## Start Input

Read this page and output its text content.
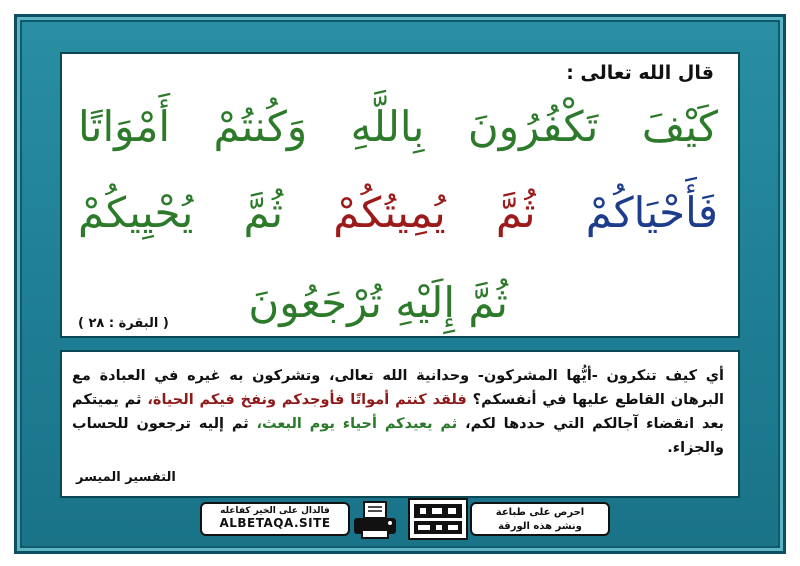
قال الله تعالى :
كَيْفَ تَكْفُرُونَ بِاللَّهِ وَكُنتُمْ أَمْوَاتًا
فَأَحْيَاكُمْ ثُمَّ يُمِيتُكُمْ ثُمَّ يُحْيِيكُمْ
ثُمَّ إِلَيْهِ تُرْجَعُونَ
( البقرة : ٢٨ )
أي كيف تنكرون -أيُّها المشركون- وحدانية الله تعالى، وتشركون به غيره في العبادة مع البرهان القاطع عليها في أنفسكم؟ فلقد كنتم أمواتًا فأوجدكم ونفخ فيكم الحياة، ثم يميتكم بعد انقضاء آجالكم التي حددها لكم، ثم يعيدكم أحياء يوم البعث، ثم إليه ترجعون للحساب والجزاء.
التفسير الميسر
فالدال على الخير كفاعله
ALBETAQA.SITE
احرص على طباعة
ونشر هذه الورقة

## End Input

§ **Exercise goal**:
Except for the pictures, copy the material above exactly.

§ **Solution for this problem**:
Read this page and output its text content.
قال الله تعالى :
كَيْفَ تَكْفُرُونَ بِاللَّهِ وَكُنتُمْ أَمْوَاتًا
فَأَحْيَاكُمْ ثُمَّ يُمِيتُكُمْ ثُمَّ يُحْيِيكُمْ
ثُمَّ إِلَيْهِ تُرْجَعُونَ
( البقرة : ٢٨ )
أي كيف تنكرون -أيُّها المشركون- وحدانية الله تعالى، وتشركون به غيره في العبادة مع البرهان القاطع عليها في أنفسكم؟ فلقد كنتم أمواتًا فأوجدكم ونفخ فيكم الحياة، ثم يميتكم بعد انقضاء آجالكم التي حددها لكم، ثم يعيدكم أحياء يوم البعث، ثم إليه ترجعون للحساب والجزاء.
التفسير الميسر
فالدال على الخير كفاعله
ALBETAQA.SITE
احرص على طباعة
ونشر هذه الورقة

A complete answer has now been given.